Answer with nothing but a number: how many lines include the word "standard"?

▶ MATERIAL FOR THIS EXERCISE:
-------

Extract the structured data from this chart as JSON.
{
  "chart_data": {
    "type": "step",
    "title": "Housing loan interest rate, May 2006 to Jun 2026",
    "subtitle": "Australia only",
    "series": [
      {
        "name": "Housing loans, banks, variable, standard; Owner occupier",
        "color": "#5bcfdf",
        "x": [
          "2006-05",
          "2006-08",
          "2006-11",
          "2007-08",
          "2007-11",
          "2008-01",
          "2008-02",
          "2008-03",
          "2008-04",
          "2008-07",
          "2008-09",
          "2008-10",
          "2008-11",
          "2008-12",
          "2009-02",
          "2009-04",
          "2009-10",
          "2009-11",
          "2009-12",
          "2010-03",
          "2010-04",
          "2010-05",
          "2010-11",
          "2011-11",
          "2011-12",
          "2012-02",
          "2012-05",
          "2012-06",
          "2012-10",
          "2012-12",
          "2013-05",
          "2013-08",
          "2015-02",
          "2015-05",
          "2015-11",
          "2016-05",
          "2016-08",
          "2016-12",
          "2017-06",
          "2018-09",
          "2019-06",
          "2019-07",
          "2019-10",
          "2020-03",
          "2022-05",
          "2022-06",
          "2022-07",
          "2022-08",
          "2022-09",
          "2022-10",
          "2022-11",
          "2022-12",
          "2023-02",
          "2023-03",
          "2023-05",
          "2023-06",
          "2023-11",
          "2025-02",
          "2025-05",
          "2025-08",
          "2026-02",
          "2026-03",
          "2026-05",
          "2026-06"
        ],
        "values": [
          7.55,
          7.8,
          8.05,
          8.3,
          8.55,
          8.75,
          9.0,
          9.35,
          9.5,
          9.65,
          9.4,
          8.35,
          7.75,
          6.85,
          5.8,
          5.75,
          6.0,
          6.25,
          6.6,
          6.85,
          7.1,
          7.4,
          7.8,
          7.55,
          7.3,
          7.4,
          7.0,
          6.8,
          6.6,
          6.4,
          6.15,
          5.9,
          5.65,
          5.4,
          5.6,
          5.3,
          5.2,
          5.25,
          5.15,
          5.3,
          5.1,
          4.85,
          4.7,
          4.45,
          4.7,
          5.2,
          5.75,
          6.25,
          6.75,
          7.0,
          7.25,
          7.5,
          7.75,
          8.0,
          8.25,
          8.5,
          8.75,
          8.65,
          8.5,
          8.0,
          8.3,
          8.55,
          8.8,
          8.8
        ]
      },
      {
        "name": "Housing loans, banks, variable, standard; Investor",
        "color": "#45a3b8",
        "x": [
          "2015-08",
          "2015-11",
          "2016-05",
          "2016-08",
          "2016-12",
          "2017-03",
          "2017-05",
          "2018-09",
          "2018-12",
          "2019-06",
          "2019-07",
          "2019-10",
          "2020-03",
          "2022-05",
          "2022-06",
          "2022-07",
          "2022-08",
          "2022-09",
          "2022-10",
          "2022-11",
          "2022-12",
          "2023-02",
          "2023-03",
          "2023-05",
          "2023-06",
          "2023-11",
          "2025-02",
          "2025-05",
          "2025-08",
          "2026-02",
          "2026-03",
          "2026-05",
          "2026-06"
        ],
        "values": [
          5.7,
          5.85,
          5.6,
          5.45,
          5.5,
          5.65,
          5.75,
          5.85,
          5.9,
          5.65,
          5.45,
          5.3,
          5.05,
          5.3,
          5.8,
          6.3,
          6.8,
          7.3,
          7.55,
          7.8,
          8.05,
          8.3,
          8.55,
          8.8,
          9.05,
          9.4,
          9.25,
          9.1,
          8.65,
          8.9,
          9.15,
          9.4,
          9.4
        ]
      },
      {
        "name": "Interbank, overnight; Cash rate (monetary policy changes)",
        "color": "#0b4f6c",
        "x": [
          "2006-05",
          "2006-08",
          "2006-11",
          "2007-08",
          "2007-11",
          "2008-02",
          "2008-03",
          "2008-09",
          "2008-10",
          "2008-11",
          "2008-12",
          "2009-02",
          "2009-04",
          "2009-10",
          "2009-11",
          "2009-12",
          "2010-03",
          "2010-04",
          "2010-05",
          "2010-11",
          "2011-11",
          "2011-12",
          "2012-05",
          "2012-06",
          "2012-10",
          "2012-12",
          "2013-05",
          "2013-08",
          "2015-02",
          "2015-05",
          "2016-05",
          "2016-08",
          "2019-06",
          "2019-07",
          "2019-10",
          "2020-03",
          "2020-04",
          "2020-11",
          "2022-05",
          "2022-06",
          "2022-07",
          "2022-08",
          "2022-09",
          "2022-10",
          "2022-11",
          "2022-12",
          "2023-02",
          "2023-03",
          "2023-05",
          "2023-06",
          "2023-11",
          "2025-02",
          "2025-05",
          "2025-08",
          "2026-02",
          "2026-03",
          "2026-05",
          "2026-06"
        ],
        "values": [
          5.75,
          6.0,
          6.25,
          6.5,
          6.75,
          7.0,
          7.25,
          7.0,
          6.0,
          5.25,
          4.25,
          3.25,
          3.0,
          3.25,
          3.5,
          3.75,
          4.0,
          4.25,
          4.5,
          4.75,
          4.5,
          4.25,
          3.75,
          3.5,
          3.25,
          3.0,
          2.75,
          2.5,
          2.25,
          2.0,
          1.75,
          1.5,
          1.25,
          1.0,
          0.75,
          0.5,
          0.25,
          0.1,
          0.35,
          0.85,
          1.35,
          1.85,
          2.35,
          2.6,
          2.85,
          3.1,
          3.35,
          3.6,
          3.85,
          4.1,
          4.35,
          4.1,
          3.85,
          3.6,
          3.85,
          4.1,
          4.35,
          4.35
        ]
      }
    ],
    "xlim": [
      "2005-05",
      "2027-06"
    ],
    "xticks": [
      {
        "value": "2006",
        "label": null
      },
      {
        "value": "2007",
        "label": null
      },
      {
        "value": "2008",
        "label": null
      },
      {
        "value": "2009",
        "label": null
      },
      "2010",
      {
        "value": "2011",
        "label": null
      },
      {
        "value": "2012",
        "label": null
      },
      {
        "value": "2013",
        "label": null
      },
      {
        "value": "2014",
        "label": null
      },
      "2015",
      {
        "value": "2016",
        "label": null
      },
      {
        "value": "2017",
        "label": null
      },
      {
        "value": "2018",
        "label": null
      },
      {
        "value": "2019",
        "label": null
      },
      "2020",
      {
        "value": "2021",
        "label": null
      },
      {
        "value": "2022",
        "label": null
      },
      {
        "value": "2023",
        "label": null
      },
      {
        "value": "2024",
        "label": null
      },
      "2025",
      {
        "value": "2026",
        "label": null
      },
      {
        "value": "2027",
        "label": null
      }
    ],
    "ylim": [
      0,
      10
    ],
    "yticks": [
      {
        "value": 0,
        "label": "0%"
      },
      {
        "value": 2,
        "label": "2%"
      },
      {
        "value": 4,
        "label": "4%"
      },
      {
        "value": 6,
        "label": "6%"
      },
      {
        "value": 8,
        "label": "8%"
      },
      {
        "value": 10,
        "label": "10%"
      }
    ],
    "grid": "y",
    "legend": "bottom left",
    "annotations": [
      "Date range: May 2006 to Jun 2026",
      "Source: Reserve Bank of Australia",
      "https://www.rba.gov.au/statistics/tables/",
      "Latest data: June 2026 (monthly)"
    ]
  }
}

-------

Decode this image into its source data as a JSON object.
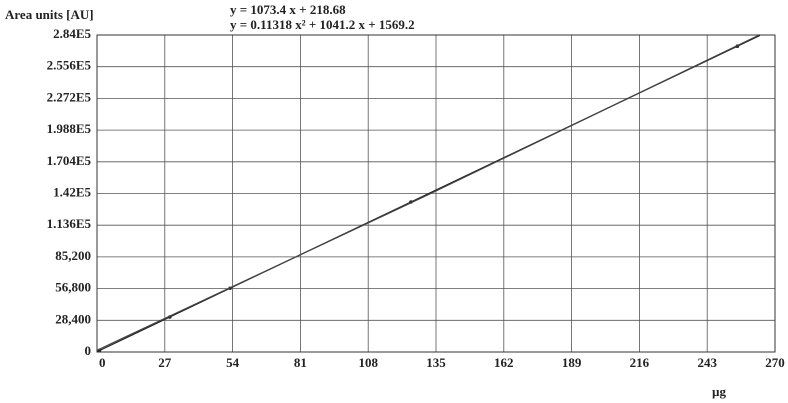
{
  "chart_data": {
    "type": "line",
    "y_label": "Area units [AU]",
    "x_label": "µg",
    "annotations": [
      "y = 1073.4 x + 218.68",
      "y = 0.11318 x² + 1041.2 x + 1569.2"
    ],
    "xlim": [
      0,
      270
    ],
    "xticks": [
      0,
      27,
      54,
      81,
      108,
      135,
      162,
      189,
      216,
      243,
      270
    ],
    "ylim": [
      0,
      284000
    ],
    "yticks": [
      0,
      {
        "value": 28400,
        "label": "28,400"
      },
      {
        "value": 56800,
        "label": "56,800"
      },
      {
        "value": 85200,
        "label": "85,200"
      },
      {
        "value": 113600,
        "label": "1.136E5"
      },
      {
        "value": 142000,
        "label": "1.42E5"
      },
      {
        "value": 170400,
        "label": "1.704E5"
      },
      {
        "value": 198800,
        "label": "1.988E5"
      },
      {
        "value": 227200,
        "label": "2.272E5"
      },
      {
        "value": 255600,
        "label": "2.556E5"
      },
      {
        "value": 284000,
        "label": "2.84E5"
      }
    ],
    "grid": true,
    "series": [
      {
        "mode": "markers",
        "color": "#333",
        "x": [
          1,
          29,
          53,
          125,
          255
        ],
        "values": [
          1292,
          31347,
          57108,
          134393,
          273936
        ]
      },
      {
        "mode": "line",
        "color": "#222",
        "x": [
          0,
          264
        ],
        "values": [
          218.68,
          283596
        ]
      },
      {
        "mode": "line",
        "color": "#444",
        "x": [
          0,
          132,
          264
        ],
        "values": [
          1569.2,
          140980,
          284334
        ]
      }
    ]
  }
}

-------

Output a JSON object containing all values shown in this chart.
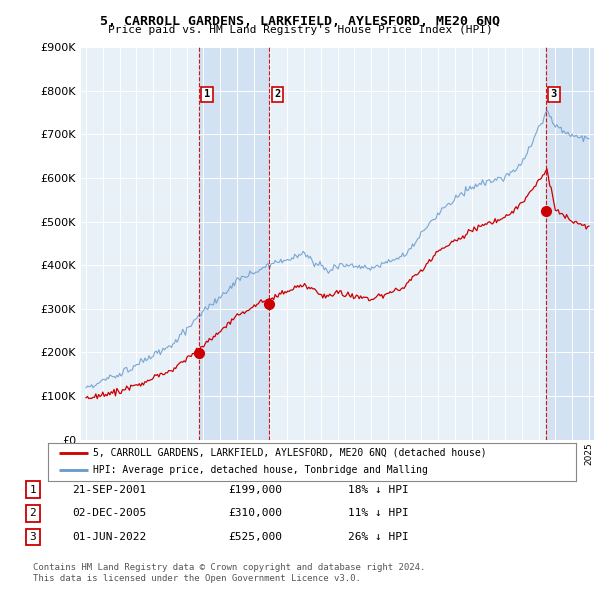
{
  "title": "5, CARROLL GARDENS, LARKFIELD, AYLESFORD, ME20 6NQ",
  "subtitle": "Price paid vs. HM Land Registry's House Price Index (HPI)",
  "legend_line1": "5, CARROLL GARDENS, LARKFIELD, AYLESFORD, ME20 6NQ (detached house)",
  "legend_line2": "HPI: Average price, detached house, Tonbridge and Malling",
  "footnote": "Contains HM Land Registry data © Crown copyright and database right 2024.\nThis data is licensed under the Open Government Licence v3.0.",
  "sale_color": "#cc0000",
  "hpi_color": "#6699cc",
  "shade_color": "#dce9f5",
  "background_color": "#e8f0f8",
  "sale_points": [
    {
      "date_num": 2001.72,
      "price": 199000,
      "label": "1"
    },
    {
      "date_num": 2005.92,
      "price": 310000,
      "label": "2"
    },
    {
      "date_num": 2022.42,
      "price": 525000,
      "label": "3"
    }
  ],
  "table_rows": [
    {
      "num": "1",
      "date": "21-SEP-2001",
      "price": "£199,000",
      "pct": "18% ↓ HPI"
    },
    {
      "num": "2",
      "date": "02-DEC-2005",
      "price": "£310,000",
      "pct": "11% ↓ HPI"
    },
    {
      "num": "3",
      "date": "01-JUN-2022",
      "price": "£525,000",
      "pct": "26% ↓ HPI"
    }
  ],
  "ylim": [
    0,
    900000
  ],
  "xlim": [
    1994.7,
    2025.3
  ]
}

-------

▶ EXERCISE OUTPUT: 2